→ **GIVEN TASK**
Locate the word "Vandalorum" in the data below, then copy every line that holds it.

========================

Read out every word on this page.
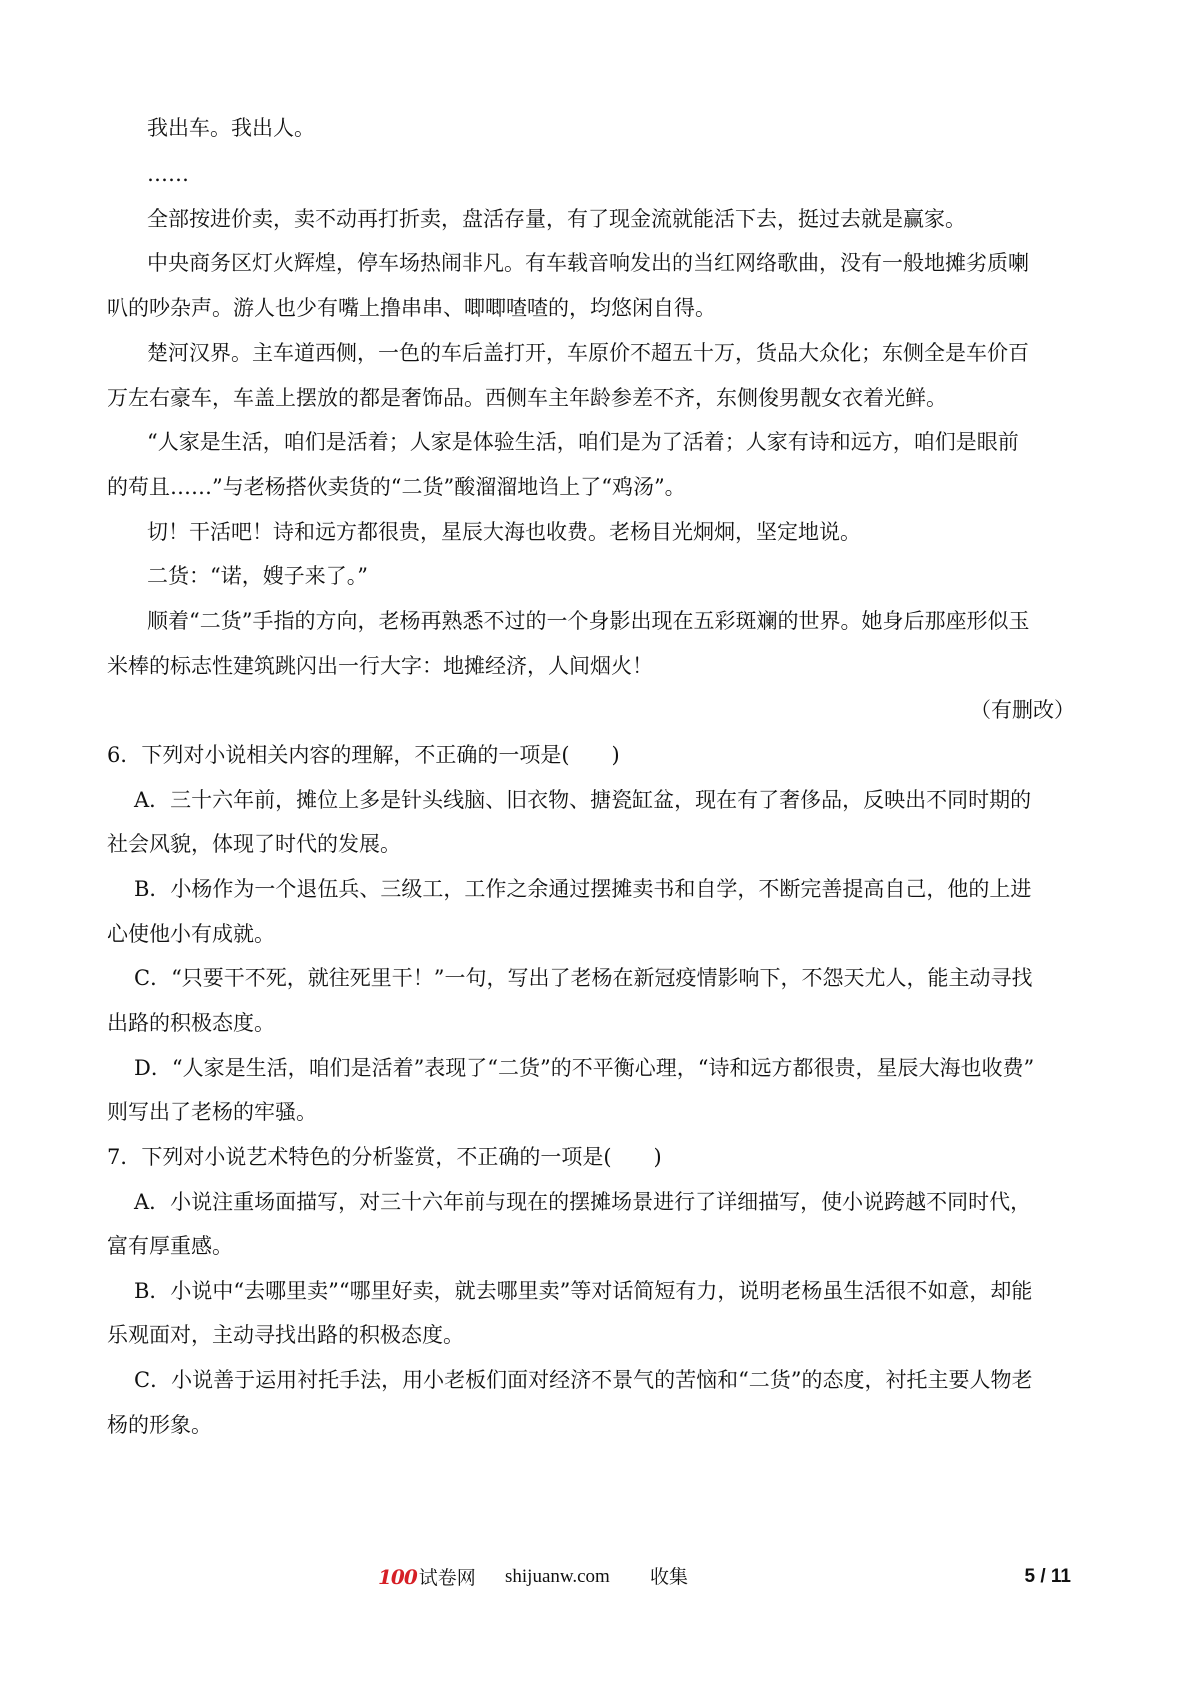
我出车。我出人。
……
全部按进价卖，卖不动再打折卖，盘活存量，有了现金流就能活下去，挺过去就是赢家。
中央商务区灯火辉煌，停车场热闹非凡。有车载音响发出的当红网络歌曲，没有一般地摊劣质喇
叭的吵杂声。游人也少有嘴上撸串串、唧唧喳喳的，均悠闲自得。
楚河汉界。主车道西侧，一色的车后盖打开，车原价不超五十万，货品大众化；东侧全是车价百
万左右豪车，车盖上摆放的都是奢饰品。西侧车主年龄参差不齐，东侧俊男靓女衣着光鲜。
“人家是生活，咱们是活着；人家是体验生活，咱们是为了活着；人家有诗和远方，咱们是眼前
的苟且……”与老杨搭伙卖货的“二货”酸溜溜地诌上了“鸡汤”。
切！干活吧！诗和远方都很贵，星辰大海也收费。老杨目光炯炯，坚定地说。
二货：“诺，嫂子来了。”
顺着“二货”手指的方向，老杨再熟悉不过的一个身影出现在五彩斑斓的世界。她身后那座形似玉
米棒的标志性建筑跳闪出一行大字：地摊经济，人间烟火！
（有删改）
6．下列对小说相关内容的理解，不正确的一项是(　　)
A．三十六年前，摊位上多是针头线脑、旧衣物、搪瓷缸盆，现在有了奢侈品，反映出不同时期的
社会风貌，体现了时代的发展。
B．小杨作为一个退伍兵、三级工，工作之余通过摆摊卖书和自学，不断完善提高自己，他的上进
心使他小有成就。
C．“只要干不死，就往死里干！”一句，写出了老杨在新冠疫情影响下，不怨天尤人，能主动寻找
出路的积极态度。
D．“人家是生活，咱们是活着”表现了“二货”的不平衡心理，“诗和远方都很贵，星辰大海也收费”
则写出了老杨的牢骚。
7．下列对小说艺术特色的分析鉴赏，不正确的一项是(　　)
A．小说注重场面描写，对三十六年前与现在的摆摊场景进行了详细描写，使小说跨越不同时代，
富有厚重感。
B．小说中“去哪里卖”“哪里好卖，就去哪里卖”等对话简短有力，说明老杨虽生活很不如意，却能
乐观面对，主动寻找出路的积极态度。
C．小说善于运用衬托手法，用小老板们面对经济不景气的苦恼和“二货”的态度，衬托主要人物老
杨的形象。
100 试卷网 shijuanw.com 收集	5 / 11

========================

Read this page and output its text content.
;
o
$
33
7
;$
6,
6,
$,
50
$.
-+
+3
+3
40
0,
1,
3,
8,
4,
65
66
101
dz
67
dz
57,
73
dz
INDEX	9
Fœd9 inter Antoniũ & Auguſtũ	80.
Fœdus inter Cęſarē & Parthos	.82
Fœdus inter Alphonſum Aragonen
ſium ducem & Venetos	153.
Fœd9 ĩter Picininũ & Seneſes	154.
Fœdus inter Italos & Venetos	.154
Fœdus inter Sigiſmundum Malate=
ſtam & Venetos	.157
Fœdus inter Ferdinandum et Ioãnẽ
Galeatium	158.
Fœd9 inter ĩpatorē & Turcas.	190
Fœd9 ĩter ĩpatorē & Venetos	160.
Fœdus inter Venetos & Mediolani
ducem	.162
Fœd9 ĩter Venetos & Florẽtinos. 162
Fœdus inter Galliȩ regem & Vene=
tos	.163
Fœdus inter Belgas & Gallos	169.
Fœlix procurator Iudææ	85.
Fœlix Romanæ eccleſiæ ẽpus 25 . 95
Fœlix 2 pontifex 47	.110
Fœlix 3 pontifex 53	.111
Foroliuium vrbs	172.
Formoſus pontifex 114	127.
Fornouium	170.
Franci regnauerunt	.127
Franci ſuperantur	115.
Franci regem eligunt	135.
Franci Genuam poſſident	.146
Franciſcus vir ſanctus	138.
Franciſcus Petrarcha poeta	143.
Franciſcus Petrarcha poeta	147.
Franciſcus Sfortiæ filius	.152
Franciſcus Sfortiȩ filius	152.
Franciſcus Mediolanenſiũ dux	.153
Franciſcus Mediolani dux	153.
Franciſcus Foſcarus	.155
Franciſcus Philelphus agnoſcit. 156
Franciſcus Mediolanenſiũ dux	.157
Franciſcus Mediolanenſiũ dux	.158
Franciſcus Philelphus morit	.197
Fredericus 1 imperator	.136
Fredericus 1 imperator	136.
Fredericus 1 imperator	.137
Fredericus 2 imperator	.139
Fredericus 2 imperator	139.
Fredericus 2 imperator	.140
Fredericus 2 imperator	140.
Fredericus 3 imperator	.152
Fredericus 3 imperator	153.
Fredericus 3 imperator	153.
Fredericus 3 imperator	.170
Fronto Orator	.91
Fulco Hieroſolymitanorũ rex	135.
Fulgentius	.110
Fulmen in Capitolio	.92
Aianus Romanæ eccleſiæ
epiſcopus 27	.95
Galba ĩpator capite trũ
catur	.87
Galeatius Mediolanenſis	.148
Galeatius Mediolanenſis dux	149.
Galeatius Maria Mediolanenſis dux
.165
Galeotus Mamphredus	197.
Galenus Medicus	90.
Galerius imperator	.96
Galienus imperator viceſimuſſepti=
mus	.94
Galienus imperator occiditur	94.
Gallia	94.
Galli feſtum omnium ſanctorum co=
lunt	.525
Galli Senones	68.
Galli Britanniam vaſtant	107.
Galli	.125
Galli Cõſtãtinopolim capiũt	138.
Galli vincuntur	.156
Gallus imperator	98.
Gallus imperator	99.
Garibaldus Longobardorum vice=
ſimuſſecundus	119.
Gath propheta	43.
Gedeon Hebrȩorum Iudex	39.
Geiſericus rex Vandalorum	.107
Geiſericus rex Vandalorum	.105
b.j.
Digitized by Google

========================

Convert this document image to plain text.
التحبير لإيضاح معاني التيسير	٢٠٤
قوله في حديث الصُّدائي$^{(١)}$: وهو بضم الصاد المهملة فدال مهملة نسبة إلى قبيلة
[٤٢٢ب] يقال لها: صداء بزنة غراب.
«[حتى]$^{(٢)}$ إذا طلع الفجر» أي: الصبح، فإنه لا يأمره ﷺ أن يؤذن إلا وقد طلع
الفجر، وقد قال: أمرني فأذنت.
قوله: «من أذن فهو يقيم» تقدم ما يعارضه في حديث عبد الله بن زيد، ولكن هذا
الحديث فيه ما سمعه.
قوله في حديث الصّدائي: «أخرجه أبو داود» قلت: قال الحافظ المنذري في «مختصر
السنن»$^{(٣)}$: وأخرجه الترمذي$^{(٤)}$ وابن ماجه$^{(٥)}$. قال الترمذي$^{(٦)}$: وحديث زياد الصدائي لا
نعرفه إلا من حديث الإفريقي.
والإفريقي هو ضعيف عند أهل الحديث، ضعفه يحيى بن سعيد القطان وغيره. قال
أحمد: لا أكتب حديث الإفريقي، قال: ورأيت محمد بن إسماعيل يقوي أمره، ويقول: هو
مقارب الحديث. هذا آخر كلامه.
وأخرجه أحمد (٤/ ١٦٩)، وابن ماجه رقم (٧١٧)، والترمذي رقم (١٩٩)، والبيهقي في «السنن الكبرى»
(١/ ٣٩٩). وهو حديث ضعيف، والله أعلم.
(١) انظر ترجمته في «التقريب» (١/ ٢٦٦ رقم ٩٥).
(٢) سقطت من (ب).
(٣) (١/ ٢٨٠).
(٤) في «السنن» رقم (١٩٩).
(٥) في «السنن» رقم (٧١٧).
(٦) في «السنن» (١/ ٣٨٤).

========================

→ **ANSWER TO THE PROBLEM**
Geiſericus rex Vandalorum	.107
Geiſericus rex Vandalorum	.105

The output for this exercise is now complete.